## Exercise aim
Your task is to output the data exactly as it stands.

## Exercise material

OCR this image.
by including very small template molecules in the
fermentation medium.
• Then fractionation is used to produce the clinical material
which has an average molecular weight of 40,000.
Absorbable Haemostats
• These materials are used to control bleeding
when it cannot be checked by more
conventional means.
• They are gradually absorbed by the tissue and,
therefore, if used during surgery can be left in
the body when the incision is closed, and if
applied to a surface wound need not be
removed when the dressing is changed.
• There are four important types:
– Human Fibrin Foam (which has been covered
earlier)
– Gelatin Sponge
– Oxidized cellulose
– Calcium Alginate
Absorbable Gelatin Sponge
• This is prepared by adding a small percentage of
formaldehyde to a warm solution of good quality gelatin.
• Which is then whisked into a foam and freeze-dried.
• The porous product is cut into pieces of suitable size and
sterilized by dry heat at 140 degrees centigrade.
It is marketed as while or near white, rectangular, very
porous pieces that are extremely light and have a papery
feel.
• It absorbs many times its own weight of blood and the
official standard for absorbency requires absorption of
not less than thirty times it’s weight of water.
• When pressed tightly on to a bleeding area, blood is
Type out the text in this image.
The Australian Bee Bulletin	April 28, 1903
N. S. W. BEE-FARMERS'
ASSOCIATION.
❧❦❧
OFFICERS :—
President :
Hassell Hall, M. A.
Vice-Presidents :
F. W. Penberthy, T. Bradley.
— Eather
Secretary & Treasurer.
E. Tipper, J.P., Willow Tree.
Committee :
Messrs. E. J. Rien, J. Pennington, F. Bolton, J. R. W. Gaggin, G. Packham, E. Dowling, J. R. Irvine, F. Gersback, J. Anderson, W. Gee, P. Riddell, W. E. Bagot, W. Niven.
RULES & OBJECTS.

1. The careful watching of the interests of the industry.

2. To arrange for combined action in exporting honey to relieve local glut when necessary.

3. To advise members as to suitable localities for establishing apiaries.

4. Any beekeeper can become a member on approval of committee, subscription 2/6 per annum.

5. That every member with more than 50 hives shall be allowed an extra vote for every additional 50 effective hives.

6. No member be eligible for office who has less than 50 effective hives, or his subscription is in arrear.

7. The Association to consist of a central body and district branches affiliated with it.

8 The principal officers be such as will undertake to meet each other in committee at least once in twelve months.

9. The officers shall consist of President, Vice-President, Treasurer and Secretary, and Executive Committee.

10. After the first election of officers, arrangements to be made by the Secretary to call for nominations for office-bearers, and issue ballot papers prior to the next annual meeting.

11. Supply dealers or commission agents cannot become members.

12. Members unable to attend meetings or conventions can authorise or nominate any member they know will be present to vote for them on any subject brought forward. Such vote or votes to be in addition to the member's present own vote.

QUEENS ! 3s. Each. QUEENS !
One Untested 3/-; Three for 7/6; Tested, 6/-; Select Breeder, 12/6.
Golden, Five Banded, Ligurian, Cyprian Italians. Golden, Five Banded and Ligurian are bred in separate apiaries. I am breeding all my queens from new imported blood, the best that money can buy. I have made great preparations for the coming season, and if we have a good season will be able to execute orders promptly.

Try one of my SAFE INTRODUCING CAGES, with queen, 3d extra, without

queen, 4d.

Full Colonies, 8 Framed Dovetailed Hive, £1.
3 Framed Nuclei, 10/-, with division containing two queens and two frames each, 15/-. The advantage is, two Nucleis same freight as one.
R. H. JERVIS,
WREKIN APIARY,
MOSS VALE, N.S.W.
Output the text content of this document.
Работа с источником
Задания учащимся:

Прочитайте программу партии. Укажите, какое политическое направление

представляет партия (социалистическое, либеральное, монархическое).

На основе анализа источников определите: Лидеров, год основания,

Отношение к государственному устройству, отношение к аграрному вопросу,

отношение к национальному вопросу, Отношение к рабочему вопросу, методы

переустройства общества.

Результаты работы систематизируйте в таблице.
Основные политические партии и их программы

## Correct answer
OCR this image.
by including very small template molecules in the
fermentation medium.
• Then fractionation is used to produce the clinical material
which has an average molecular weight of 40,000.
Absorbable Haemostats
• These materials are used to control bleeding
when it cannot be checked by more
conventional means.
• They are gradually absorbed by the tissue and,
therefore, if used during surgery can be left in
the body when the incision is closed, and if
applied to a surface wound need not be
removed when the dressing is changed.
• There are four important types:
– Human Fibrin Foam (which has been covered
earlier)
– Gelatin Sponge
– Oxidized cellulose
– Calcium Alginate
Absorbable Gelatin Sponge
• This is prepared by adding a small percentage of
formaldehyde to a warm solution of good quality gelatin.
• Which is then whisked into a foam and freeze-dried.
• The porous product is cut into pieces of suitable size and
sterilized by dry heat at 140 degrees centigrade.
It is marketed as while or near white, rectangular, very
porous pieces that are extremely light and have a papery
feel.
• It absorbs many times its own weight of blood and the
official standard for absorbency requires absorption of
not less than thirty times it’s weight of water.
• When pressed tightly on to a bleeding area, blood is
Type out the text in this image.
The Australian Bee Bulletin	April 28, 1903
N. S. W. BEE-FARMERS'
ASSOCIATION.
❧❦❧
OFFICERS :—
President :
Hassell Hall, M. A.
Vice-Presidents :
F. W. Penberthy, T. Bradley.
— Eather
Secretary & Treasurer.
E. Tipper, J.P., Willow Tree.
Committee :
Messrs. E. J. Rien, J. Pennington, F. Bolton, J. R. W. Gaggin, G. Packham, E. Dowling, J. R. Irvine, F. Gersback, J. Anderson, W. Gee, P. Riddell, W. E. Bagot, W. Niven.
RULES & OBJECTS.

1. The careful watching of the interests of the industry.

2. To arrange for combined action in exporting honey to relieve local glut when necessary.

3. To advise members as to suitable localities for establishing apiaries.

4. Any beekeeper can become a member on approval of committee, subscription 2/6 per annum.

5. That every member with more than 50 hives shall be allowed an extra vote for every additional 50 effective hives.

6. No member be eligible for office who has less than 50 effective hives, or his subscription is in arrear.

7. The Association to consist of a central body and district branches affiliated with it.

8 The principal officers be such as will undertake to meet each other in committee at least once in twelve months.

9. The officers shall consist of President, Vice-President, Treasurer and Secretary, and Executive Committee.

10. After the first election of officers, arrangements to be made by the Secretary to call for nominations for office-bearers, and issue ballot papers prior to the next annual meeting.

11. Supply dealers or commission agents cannot become members.

12. Members unable to attend meetings or conventions can authorise or nominate any member they know will be present to vote for them on any subject brought forward. Such vote or votes to be in addition to the member's present own vote.

QUEENS ! 3s. Each. QUEENS !
One Untested 3/-; Three for 7/6; Tested, 6/-; Select Breeder, 12/6.
Golden, Five Banded, Ligurian, Cyprian Italians. Golden, Five Banded and Ligurian are bred in separate apiaries. I am breeding all my queens from new imported blood, the best that money can buy. I have made great preparations for the coming season, and if we have a good season will be able to execute orders promptly.

Try one of my SAFE INTRODUCING CAGES, with queen, 3d extra, without

queen, 4d.

Full Colonies, 8 Framed Dovetailed Hive, £1.
3 Framed Nuclei, 10/-, with division containing two queens and two frames each, 15/-. The advantage is, two Nucleis same freight as one.
R. H. JERVIS,
WREKIN APIARY,
MOSS VALE, N.S.W.
Output the text content of this document.
Работа с источником
Задания учащимся:

Прочитайте программу партии. Укажите, какое политическое направление

представляет партия (социалистическое, либеральное, монархическое).

На основе анализа источников определите: Лидеров, год основания,

Отношение к государственному устройству, отношение к аграрному вопросу,

отношение к национальному вопросу, Отношение к рабочему вопросу, методы

переустройства общества.

Результаты работы систематизируйте в таблице.
Основные политические партии и их программы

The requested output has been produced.